— start Dataset excerpts —

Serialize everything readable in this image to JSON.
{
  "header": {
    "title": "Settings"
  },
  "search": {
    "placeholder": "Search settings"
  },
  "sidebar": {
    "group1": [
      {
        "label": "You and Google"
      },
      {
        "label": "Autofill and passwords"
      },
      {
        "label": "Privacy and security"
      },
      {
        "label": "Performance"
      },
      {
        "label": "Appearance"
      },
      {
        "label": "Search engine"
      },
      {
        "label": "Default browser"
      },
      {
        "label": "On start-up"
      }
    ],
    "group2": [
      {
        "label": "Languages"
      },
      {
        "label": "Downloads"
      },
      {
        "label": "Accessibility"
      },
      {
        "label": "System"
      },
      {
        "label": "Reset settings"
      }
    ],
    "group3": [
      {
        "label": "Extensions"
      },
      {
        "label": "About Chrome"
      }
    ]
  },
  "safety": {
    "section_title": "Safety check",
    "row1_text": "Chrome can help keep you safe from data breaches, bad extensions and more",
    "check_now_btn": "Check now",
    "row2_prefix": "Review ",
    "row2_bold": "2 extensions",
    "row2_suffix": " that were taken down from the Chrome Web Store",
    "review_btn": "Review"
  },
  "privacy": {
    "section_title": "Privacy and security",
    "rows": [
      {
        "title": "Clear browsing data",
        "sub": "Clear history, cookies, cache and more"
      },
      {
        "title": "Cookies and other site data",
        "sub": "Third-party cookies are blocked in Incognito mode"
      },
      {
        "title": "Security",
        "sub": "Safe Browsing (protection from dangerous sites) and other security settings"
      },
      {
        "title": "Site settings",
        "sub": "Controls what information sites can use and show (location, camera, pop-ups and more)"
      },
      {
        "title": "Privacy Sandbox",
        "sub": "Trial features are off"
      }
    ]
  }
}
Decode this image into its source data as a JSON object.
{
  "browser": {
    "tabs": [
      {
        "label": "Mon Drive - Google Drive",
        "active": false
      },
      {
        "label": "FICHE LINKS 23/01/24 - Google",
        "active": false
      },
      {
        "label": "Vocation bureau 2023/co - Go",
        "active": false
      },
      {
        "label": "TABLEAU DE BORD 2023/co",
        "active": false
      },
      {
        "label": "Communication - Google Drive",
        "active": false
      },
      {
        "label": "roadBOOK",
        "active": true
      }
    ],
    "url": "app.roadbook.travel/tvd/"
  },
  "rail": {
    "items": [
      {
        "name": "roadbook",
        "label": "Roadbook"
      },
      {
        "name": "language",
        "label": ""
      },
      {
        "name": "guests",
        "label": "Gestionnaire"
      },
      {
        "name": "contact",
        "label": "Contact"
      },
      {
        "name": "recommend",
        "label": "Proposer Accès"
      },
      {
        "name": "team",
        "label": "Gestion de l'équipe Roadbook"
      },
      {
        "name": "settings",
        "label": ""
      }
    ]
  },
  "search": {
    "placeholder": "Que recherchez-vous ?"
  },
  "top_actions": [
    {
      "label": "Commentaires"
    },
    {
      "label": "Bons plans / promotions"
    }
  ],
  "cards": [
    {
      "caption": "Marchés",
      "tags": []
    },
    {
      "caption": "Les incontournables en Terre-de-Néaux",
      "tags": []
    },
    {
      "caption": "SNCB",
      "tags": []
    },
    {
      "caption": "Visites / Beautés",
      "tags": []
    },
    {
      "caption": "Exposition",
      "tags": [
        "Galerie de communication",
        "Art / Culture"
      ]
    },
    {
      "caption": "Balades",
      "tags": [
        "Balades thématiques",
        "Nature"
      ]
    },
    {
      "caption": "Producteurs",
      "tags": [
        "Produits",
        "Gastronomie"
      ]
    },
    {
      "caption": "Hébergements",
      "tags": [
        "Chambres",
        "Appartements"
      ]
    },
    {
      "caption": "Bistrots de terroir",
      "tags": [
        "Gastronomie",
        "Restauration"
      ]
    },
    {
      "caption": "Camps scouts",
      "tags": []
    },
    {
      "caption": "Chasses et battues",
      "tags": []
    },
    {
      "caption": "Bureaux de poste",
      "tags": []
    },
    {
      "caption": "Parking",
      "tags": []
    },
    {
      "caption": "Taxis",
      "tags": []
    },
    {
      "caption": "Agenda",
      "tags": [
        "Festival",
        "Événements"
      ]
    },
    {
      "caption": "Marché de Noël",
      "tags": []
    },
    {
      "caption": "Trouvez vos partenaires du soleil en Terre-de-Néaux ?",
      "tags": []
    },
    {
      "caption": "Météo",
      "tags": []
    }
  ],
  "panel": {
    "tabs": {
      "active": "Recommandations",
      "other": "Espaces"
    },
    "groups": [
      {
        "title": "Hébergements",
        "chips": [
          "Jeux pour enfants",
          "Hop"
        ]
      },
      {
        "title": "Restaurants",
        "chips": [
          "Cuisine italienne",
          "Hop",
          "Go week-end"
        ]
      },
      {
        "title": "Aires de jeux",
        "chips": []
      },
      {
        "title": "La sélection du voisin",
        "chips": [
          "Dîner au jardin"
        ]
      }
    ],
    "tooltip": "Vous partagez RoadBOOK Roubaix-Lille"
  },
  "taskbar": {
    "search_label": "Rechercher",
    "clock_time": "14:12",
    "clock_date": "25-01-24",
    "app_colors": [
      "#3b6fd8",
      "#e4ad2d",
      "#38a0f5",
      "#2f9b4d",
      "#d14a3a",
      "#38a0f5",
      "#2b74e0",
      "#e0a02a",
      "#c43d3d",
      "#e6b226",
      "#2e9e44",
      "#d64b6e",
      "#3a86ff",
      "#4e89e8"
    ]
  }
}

— end Dataset excerpts —

> [Exercise description]: Output every line above without altering anything.

> [Reply to the task]:
Serialize everything readable in this image to JSON.
{
  "header": {
    "title": "Settings"
  },
  "search": {
    "placeholder": "Search settings"
  },
  "sidebar": {
    "group1": [
      {
        "label": "You and Google"
      },
      {
        "label": "Autofill and passwords"
      },
      {
        "label": "Privacy and security"
      },
      {
        "label": "Performance"
      },
      {
        "label": "Appearance"
      },
      {
        "label": "Search engine"
      },
      {
        "label": "Default browser"
      },
      {
        "label": "On start-up"
      }
    ],
    "group2": [
      {
        "label": "Languages"
      },
      {
        "label": "Downloads"
      },
      {
        "label": "Accessibility"
      },
      {
        "label": "System"
      },
      {
        "label": "Reset settings"
      }
    ],
    "group3": [
      {
        "label": "Extensions"
      },
      {
        "label": "About Chrome"
      }
    ]
  },
  "safety": {
    "section_title": "Safety check",
    "row1_text": "Chrome can help keep you safe from data breaches, bad extensions and more",
    "check_now_btn": "Check now",
    "row2_prefix": "Review ",
    "row2_bold": "2 extensions",
    "row2_suffix": " that were taken down from the Chrome Web Store",
    "review_btn": "Review"
  },
  "privacy": {
    "section_title": "Privacy and security",
    "rows": [
      {
        "title": "Clear browsing data",
        "sub": "Clear history, cookies, cache and more"
      },
      {
        "title": "Cookies and other site data",
        "sub": "Third-party cookies are blocked in Incognito mode"
      },
      {
        "title": "Security",
        "sub": "Safe Browsing (protection from dangerous sites) and other security settings"
      },
      {
        "title": "Site settings",
        "sub": "Controls what information sites can use and show (location, camera, pop-ups and more)"
      },
      {
        "title": "Privacy Sandbox",
        "sub": "Trial features are off"
      }
    ]
  }
}
Decode this image into its source data as a JSON object.
{
  "browser": {
    "tabs": [
      {
        "label": "Mon Drive - Google Drive",
        "active": false
      },
      {
        "label": "FICHE LINKS 23/01/24 - Google",
        "active": false
      },
      {
        "label": "Vocation bureau 2023/co - Go",
        "active": false
      },
      {
        "label": "TABLEAU DE BORD 2023/co",
        "active": false
      },
      {
        "label": "Communication - Google Drive",
        "active": false
      },
      {
        "label": "roadBOOK",
        "active": true
      }
    ],
    "url": "app.roadbook.travel/tvd/"
  },
  "rail": {
    "items": [
      {
        "name": "roadbook",
        "label": "Roadbook"
      },
      {
        "name": "language",
        "label": ""
      },
      {
        "name": "guests",
        "label": "Gestionnaire"
      },
      {
        "name": "contact",
        "label": "Contact"
      },
      {
        "name": "recommend",
        "label": "Proposer Accès"
      },
      {
        "name": "team",
        "label": "Gestion de l'équipe Roadbook"
      },
      {
        "name": "settings",
        "label": ""
      }
    ]
  },
  "search": {
    "placeholder": "Que recherchez-vous ?"
  },
  "top_actions": [
    {
      "label": "Commentaires"
    },
    {
      "label": "Bons plans / promotions"
    }
  ],
  "cards": [
    {
      "caption": "Marchés",
      "tags": []
    },
    {
      "caption": "Les incontournables en Terre-de-Néaux",
      "tags": []
    },
    {
      "caption": "SNCB",
      "tags": []
    },
    {
      "caption": "Visites / Beautés",
      "tags": []
    },
    {
      "caption": "Exposition",
      "tags": [
        "Galerie de communication",
        "Art / Culture"
      ]
    },
    {
      "caption": "Balades",
      "tags": [
        "Balades thématiques",
        "Nature"
      ]
    },
    {
      "caption": "Producteurs",
      "tags": [
        "Produits",
        "Gastronomie"
      ]
    },
    {
      "caption": "Hébergements",
      "tags": [
        "Chambres",
        "Appartements"
      ]
    },
    {
      "caption": "Bistrots de terroir",
      "tags": [
        "Gastronomie",
        "Restauration"
      ]
    },
    {
      "caption": "Camps scouts",
      "tags": []
    },
    {
      "caption": "Chasses et battues",
      "tags": []
    },
    {
      "caption": "Bureaux de poste",
      "tags": []
    },
    {
      "caption": "Parking",
      "tags": []
    },
    {
      "caption": "Taxis",
      "tags": []
    },
    {
      "caption": "Agenda",
      "tags": [
        "Festival",
        "Événements"
      ]
    },
    {
      "caption": "Marché de Noël",
      "tags": []
    },
    {
      "caption": "Trouvez vos partenaires du soleil en Terre-de-Néaux ?",
      "tags": []
    },
    {
      "caption": "Météo",
      "tags": []
    }
  ],
  "panel": {
    "tabs": {
      "active": "Recommandations",
      "other": "Espaces"
    },
    "groups": [
      {
        "title": "Hébergements",
        "chips": [
          "Jeux pour enfants",
          "Hop"
        ]
      },
      {
        "title": "Restaurants",
        "chips": [
          "Cuisine italienne",
          "Hop",
          "Go week-end"
        ]
      },
      {
        "title": "Aires de jeux",
        "chips": []
      },
      {
        "title": "La sélection du voisin",
        "chips": [
          "Dîner au jardin"
        ]
      }
    ],
    "tooltip": "Vous partagez RoadBOOK Roubaix-Lille"
  },
  "taskbar": {
    "search_label": "Rechercher",
    "clock_time": "14:12",
    "clock_date": "25-01-24",
    "app_colors": [
      "#3b6fd8",
      "#e4ad2d",
      "#38a0f5",
      "#2f9b4d",
      "#d14a3a",
      "#38a0f5",
      "#2b74e0",
      "#e0a02a",
      "#c43d3d",
      "#e6b226",
      "#2e9e44",
      "#d64b6e",
      "#3a86ff",
      "#4e89e8"
    ]
  }
}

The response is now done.